Exercise aim — Without including any pictures, write out all the entries exactly.

Dataset items
^^^^^^^^

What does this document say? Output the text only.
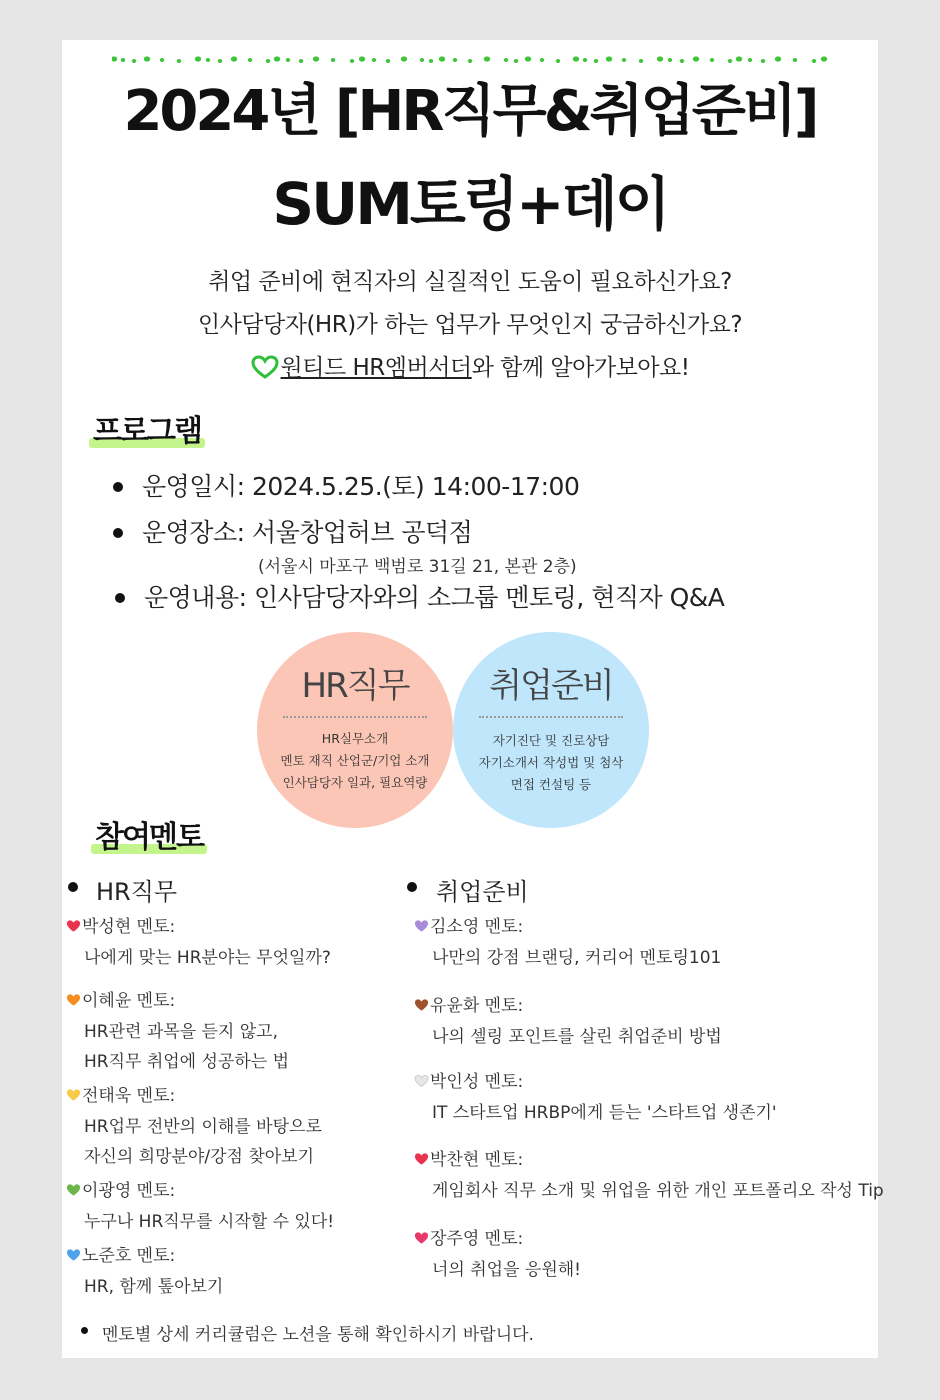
2024년 [HR직무&취업준비]
SUM토링+데이
취업 준비에 현직자의 실질적인 도움이 필요하신가요?
인사담당자(HR)가 하는 업무가 무엇인지 궁금하신가요?
원티드 HR엠버서더와 함께 알아가보아요!
프로그램
운영일시: 2024.5.25.(토) 14:00-17:00
운영장소: 서울창업허브 공덕점
(서울시 마포구 백범로 31길 21, 본관 2층)
운영내용: 인사담당자와의 소그룹 멘토링, 현직자 Q&A
HR직무
HR실무소개
멘토 재직 산업군/기업 소개
인사담당자 일과, 필요역량
취업준비
자기진단 및 진로상담
자기소개서 작성법 및 첨삭
면접 컨설팅 등
참여멘토
HR직무	취업준비
박성현 멘토:
나에게 맞는 HR분야는 무엇일까?
이혜윤 멘토:
HR관련 과목을 듣지 않고,
HR직무 취업에 성공하는 법
전태욱 멘토:
HR업무 전반의 이해를 바탕으로
자신의 희망분야/강점 찾아보기
이광영 멘토:
누구나 HR직무를 시작할 수 있다!
노준호 멘토:
HR, 함께 톺아보기
김소영 멘토:
나만의 강점 브랜딩, 커리어 멘토링101
유윤화 멘토:
나의 셀링 포인트를 살린 취업준비 방법
박인성 멘토:
IT 스타트업 HRBP에게 듣는 '스타트업 생존기'
박찬현 멘토:
게임회사 직무 소개 및 위업을 위한 개인 포트폴리오 작성 Tip
장주영 멘토:
너의 취업을 응원해!
멘토별 상세 커리큘럼은 노션을 통해 확인하시기 바랍니다.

^^^^^^^^

Task result —
What does this document say? Output the text only.
2024년 [HR직무&취업준비]
SUM토링+데이
취업 준비에 현직자의 실질적인 도움이 필요하신가요?
인사담당자(HR)가 하는 업무가 무엇인지 궁금하신가요?
원티드 HR엠버서더와 함께 알아가보아요!
프로그램
운영일시: 2024.5.25.(토) 14:00-17:00
운영장소: 서울창업허브 공덕점
(서울시 마포구 백범로 31길 21, 본관 2층)
운영내용: 인사담당자와의 소그룹 멘토링, 현직자 Q&A
HR직무
HR실무소개
멘토 재직 산업군/기업 소개
인사담당자 일과, 필요역량
취업준비
자기진단 및 진로상담
자기소개서 작성법 및 첨삭
면접 컨설팅 등
참여멘토
HR직무	취업준비
박성현 멘토:
나에게 맞는 HR분야는 무엇일까?
이혜윤 멘토:
HR관련 과목을 듣지 않고,
HR직무 취업에 성공하는 법
전태욱 멘토:
HR업무 전반의 이해를 바탕으로
자신의 희망분야/강점 찾아보기
이광영 멘토:
누구나 HR직무를 시작할 수 있다!
노준호 멘토:
HR, 함께 톺아보기
김소영 멘토:
나만의 강점 브랜딩, 커리어 멘토링101
유윤화 멘토:
나의 셀링 포인트를 살린 취업준비 방법
박인성 멘토:
IT 스타트업 HRBP에게 듣는 '스타트업 생존기'
박찬현 멘토:
게임회사 직무 소개 및 위업을 위한 개인 포트폴리오 작성 Tip
장주영 멘토:
너의 취업을 응원해!
멘토별 상세 커리큘럼은 노션을 통해 확인하시기 바랍니다.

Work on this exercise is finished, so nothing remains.